_WHAT TO PRODUCE_
Filter the records below for the word "Transferencia". Copy each line that holds it.

_ROWS_
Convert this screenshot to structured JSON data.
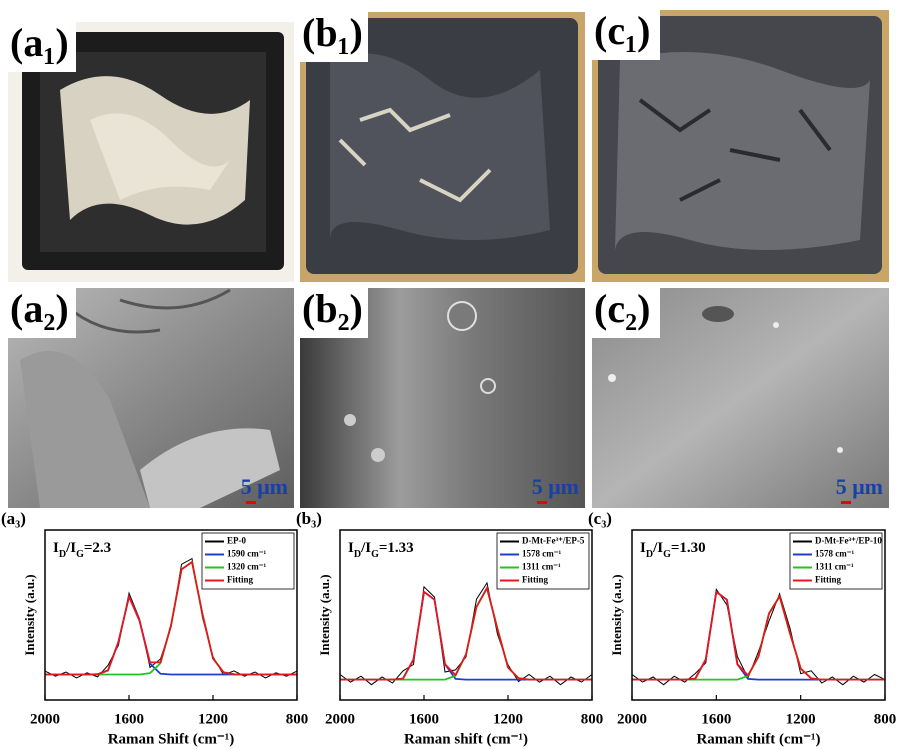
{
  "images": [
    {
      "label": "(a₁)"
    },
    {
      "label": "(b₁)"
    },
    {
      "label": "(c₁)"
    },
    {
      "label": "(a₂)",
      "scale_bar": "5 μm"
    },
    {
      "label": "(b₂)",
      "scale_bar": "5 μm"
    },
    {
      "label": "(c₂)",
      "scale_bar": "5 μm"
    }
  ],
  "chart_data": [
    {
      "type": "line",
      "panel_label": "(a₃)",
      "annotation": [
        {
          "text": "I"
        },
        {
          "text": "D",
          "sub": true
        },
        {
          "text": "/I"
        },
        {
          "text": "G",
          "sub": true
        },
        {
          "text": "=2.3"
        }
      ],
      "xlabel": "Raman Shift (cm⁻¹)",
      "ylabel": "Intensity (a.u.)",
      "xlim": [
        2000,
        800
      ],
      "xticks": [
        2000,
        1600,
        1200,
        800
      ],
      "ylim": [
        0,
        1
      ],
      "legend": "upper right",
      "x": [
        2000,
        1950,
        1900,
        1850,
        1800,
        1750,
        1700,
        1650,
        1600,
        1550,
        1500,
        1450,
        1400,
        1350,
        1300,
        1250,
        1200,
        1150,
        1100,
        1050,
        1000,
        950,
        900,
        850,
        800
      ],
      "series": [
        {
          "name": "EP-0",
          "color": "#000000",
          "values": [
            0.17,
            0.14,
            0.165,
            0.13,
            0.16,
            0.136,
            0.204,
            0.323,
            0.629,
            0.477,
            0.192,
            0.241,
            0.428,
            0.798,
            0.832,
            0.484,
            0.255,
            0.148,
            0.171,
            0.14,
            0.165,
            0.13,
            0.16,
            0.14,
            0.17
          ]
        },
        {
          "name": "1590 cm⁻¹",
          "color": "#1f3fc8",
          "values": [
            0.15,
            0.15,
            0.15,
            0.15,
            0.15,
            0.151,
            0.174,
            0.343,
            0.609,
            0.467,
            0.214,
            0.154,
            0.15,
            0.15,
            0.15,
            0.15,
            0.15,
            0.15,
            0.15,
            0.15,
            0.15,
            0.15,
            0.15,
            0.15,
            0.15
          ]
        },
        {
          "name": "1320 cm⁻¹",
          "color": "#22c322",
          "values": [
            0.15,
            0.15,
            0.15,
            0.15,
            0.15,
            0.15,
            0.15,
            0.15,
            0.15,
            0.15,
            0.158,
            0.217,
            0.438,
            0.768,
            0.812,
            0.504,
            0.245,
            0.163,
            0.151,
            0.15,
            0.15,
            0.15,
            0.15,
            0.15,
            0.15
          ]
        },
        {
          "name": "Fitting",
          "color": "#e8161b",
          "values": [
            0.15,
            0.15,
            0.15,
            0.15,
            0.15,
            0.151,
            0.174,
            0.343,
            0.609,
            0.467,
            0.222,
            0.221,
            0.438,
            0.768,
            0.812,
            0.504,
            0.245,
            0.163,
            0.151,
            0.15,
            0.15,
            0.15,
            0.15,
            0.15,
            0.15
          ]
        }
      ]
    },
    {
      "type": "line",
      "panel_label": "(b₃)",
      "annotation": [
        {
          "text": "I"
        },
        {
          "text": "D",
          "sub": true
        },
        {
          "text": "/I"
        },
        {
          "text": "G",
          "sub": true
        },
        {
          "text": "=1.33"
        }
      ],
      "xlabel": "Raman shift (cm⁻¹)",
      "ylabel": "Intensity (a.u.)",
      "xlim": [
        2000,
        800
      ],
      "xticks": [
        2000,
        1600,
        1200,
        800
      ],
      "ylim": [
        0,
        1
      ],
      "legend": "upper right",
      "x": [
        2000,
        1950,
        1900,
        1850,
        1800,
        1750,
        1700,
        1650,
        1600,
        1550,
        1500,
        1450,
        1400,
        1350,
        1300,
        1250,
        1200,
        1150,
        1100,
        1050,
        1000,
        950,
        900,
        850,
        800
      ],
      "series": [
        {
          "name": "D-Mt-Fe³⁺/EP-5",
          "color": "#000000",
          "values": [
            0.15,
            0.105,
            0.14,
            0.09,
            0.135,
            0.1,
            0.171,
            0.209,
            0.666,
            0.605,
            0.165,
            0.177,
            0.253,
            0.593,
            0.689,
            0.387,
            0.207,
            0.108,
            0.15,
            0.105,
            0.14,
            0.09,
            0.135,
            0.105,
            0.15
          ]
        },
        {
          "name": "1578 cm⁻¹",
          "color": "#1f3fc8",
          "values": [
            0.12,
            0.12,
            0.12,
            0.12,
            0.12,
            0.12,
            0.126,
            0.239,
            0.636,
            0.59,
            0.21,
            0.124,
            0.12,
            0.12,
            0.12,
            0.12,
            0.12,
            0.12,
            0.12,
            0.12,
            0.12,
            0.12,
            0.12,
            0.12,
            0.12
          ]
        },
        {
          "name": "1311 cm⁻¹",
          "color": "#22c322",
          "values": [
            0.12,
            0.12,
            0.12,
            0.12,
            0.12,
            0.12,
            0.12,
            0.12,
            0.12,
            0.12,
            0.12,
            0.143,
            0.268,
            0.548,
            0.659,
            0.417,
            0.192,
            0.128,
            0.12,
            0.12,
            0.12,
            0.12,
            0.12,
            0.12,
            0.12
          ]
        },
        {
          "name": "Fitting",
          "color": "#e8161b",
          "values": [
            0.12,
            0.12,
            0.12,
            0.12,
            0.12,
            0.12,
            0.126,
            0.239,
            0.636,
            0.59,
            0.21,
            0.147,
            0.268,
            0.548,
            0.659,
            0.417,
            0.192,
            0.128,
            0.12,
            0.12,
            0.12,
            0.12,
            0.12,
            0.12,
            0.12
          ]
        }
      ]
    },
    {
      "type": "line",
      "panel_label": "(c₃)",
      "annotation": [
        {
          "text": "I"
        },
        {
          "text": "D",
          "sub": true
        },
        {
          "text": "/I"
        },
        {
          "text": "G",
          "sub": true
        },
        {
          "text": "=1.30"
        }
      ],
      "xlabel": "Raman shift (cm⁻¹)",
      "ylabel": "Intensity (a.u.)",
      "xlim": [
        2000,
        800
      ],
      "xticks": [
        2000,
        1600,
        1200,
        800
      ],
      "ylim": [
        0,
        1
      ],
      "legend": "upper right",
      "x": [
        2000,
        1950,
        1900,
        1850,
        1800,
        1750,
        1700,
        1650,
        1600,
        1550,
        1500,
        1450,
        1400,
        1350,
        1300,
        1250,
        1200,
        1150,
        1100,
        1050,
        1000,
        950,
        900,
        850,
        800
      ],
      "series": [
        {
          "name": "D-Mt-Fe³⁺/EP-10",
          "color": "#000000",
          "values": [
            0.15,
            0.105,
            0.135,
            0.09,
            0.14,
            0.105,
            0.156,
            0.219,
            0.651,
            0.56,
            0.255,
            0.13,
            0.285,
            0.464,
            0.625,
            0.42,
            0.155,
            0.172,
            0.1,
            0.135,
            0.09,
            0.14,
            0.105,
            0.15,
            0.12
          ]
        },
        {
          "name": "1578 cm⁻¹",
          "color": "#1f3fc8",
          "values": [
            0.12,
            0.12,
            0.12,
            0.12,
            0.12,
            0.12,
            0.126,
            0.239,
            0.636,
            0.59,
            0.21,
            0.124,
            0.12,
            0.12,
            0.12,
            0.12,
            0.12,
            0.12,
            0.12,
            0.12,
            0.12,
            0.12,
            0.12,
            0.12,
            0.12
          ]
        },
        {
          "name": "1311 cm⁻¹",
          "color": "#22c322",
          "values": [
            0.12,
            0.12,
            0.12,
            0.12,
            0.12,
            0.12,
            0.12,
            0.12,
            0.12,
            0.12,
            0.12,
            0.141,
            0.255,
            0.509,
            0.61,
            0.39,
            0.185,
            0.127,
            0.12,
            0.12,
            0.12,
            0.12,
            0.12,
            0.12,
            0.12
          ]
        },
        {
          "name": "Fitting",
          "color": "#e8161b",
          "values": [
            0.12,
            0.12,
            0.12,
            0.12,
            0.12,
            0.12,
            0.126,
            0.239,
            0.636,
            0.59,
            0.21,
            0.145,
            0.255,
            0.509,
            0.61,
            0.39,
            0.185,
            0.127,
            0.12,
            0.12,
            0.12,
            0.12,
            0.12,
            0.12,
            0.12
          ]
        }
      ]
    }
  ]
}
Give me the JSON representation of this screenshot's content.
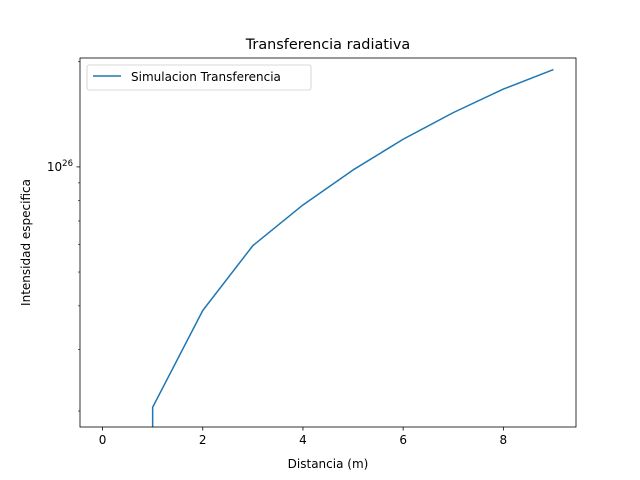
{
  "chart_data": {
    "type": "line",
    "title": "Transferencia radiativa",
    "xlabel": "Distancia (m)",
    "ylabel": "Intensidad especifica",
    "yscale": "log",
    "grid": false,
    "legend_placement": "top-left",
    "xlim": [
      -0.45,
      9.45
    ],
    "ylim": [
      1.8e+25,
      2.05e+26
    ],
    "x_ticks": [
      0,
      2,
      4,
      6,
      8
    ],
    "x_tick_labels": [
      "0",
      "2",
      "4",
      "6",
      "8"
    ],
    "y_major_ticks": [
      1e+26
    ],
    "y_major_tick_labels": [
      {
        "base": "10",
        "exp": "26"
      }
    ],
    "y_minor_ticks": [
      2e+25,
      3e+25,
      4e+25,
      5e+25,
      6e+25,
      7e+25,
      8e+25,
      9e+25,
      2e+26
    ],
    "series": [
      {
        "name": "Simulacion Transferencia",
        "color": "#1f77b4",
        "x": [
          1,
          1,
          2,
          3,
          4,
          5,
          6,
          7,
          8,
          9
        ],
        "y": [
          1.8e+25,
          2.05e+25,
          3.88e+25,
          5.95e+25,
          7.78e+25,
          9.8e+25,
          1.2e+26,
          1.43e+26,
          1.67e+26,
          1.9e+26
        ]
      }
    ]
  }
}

_ANSWER TO THIS TASK_
    "title": "Transferencia radiativa",
        "name": "Simulacion Transferencia",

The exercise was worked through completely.